-- Task to carry out --
Transcribe each record below word for word.
-- begin Material for the task --
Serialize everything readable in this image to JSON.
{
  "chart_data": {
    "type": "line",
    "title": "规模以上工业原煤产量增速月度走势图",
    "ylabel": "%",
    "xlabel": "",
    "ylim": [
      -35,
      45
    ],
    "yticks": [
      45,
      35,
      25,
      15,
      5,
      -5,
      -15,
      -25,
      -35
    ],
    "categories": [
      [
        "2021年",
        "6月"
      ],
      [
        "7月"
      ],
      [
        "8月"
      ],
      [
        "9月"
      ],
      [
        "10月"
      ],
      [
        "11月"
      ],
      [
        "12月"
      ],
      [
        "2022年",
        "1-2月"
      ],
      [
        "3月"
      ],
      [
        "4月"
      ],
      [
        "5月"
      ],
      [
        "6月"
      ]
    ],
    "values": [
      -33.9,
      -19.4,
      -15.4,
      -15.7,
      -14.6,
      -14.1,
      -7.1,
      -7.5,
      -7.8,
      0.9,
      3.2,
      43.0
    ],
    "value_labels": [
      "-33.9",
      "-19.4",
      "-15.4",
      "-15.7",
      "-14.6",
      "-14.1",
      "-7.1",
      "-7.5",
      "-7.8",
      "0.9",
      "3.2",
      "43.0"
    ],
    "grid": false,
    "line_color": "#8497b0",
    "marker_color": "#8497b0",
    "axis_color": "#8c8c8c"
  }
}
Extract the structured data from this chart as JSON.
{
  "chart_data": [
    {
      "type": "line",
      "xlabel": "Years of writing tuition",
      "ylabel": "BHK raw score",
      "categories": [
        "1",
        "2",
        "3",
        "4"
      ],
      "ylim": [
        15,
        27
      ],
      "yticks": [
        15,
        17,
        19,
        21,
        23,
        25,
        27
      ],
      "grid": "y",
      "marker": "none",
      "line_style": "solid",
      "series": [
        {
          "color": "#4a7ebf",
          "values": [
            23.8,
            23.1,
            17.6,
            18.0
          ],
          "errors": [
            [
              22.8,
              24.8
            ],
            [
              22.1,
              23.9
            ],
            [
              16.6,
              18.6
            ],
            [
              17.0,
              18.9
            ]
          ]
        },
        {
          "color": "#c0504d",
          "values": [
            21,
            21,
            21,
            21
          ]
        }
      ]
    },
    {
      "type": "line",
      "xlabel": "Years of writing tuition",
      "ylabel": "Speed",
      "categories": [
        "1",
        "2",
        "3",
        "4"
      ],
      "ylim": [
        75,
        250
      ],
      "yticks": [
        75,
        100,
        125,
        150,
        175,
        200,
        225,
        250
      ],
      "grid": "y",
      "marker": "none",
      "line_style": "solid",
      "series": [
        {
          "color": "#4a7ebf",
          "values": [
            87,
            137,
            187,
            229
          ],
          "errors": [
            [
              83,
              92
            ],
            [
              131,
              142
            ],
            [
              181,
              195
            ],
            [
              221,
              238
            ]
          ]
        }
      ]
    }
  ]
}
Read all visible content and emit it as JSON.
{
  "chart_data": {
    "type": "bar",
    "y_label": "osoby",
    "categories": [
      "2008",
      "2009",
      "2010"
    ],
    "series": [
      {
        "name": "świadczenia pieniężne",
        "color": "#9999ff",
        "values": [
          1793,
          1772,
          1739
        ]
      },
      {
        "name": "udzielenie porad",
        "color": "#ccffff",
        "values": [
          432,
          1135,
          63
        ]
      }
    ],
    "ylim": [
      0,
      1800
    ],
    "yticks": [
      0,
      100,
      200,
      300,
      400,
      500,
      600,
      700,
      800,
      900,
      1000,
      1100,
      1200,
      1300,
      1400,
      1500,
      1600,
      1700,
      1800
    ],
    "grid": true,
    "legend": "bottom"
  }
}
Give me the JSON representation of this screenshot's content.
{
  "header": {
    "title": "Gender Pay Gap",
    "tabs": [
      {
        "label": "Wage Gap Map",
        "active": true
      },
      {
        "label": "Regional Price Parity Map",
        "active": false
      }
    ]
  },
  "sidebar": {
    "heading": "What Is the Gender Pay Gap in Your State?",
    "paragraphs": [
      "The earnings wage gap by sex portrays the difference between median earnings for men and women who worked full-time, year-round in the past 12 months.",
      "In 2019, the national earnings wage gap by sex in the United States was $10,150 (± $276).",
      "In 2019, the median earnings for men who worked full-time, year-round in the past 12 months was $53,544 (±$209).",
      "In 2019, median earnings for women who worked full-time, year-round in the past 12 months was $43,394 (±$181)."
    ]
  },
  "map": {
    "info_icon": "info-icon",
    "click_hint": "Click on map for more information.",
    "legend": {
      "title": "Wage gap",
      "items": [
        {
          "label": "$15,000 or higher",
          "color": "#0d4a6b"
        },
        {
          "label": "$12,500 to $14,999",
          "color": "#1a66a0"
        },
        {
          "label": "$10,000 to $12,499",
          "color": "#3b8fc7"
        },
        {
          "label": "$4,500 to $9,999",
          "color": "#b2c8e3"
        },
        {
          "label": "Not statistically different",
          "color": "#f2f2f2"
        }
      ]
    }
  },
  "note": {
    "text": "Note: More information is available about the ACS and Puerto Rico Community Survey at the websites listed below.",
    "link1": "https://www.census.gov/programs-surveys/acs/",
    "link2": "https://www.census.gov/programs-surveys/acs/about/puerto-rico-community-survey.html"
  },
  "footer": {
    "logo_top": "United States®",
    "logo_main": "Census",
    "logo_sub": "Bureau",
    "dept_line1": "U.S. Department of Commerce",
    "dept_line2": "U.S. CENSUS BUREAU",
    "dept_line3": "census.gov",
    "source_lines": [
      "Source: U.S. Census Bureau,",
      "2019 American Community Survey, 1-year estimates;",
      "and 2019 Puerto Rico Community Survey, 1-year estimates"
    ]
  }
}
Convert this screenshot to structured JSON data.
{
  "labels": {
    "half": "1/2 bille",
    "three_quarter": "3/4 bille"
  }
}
-- end Material for the task --
-- Solution to this exercise --
Serialize everything readable in this image to JSON.
{
  "chart_data": {
    "type": "line",
    "title": "规模以上工业原煤产量增速月度走势图",
    "ylabel": "%",
    "xlabel": "",
    "ylim": [
      -35,
      45
    ],
    "yticks": [
      45,
      35,
      25,
      15,
      5,
      -5,
      -15,
      -25,
      -35
    ],
    "categories": [
      [
        "2021年",
        "6月"
      ],
      [
        "7月"
      ],
      [
        "8月"
      ],
      [
        "9月"
      ],
      [
        "10月"
      ],
      [
        "11月"
      ],
      [
        "12月"
      ],
      [
        "2022年",
        "1-2月"
      ],
      [
        "3月"
      ],
      [
        "4月"
      ],
      [
        "5月"
      ],
      [
        "6月"
      ]
    ],
    "values": [
      -33.9,
      -19.4,
      -15.4,
      -15.7,
      -14.6,
      -14.1,
      -7.1,
      -7.5,
      -7.8,
      0.9,
      3.2,
      43.0
    ],
    "value_labels": [
      "-33.9",
      "-19.4",
      "-15.4",
      "-15.7",
      "-14.6",
      "-14.1",
      "-7.1",
      "-7.5",
      "-7.8",
      "0.9",
      "3.2",
      "43.0"
    ],
    "grid": false,
    "line_color": "#8497b0",
    "marker_color": "#8497b0",
    "axis_color": "#8c8c8c"
  }
}
Extract the structured data from this chart as JSON.
{
  "chart_data": [
    {
      "type": "line",
      "xlabel": "Years of writing tuition",
      "ylabel": "BHK raw score",
      "categories": [
        "1",
        "2",
        "3",
        "4"
      ],
      "ylim": [
        15,
        27
      ],
      "yticks": [
        15,
        17,
        19,
        21,
        23,
        25,
        27
      ],
      "grid": "y",
      "marker": "none",
      "line_style": "solid",
      "series": [
        {
          "color": "#4a7ebf",
          "values": [
            23.8,
            23.1,
            17.6,
            18.0
          ],
          "errors": [
            [
              22.8,
              24.8
            ],
            [
              22.1,
              23.9
            ],
            [
              16.6,
              18.6
            ],
            [
              17.0,
              18.9
            ]
          ]
        },
        {
          "color": "#c0504d",
          "values": [
            21,
            21,
            21,
            21
          ]
        }
      ]
    },
    {
      "type": "line",
      "xlabel": "Years of writing tuition",
      "ylabel": "Speed",
      "categories": [
        "1",
        "2",
        "3",
        "4"
      ],
      "ylim": [
        75,
        250
      ],
      "yticks": [
        75,
        100,
        125,
        150,
        175,
        200,
        225,
        250
      ],
      "grid": "y",
      "marker": "none",
      "line_style": "solid",
      "series": [
        {
          "color": "#4a7ebf",
          "values": [
            87,
            137,
            187,
            229
          ],
          "errors": [
            [
              83,
              92
            ],
            [
              131,
              142
            ],
            [
              181,
              195
            ],
            [
              221,
              238
            ]
          ]
        }
      ]
    }
  ]
}
Read all visible content and emit it as JSON.
{
  "chart_data": {
    "type": "bar",
    "y_label": "osoby",
    "categories": [
      "2008",
      "2009",
      "2010"
    ],
    "series": [
      {
        "name": "świadczenia pieniężne",
        "color": "#9999ff",
        "values": [
          1793,
          1772,
          1739
        ]
      },
      {
        "name": "udzielenie porad",
        "color": "#ccffff",
        "values": [
          432,
          1135,
          63
        ]
      }
    ],
    "ylim": [
      0,
      1800
    ],
    "yticks": [
      0,
      100,
      200,
      300,
      400,
      500,
      600,
      700,
      800,
      900,
      1000,
      1100,
      1200,
      1300,
      1400,
      1500,
      1600,
      1700,
      1800
    ],
    "grid": true,
    "legend": "bottom"
  }
}
Give me the JSON representation of this screenshot's content.
{
  "header": {
    "title": "Gender Pay Gap",
    "tabs": [
      {
        "label": "Wage Gap Map",
        "active": true
      },
      {
        "label": "Regional Price Parity Map",
        "active": false
      }
    ]
  },
  "sidebar": {
    "heading": "What Is the Gender Pay Gap in Your State?",
    "paragraphs": [
      "The earnings wage gap by sex portrays the difference between median earnings for men and women who worked full-time, year-round in the past 12 months.",
      "In 2019, the national earnings wage gap by sex in the United States was $10,150 (± $276).",
      "In 2019, the median earnings for men who worked full-time, year-round in the past 12 months was $53,544 (±$209).",
      "In 2019, median earnings for women who worked full-time, year-round in the past 12 months was $43,394 (±$181)."
    ]
  },
  "map": {
    "info_icon": "info-icon",
    "click_hint": "Click on map for more information.",
    "legend": {
      "title": "Wage gap",
      "items": [
        {
          "label": "$15,000 or higher",
          "color": "#0d4a6b"
        },
        {
          "label": "$12,500 to $14,999",
          "color": "#1a66a0"
        },
        {
          "label": "$10,000 to $12,499",
          "color": "#3b8fc7"
        },
        {
          "label": "$4,500 to $9,999",
          "color": "#b2c8e3"
        },
        {
          "label": "Not statistically different",
          "color": "#f2f2f2"
        }
      ]
    }
  },
  "note": {
    "text": "Note: More information is available about the ACS and Puerto Rico Community Survey at the websites listed below.",
    "link1": "https://www.census.gov/programs-surveys/acs/",
    "link2": "https://www.census.gov/programs-surveys/acs/about/puerto-rico-community-survey.html"
  },
  "footer": {
    "logo_top": "United States®",
    "logo_main": "Census",
    "logo_sub": "Bureau",
    "dept_line1": "U.S. Department of Commerce",
    "dept_line2": "U.S. CENSUS BUREAU",
    "dept_line3": "census.gov",
    "source_lines": [
      "Source: U.S. Census Bureau,",
      "2019 American Community Survey, 1-year estimates;",
      "and 2019 Puerto Rico Community Survey, 1-year estimates"
    ]
  }
}
Convert this screenshot to structured JSON data.
{
  "labels": {
    "half": "1/2 bille",
    "three_quarter": "3/4 bille"
  }
}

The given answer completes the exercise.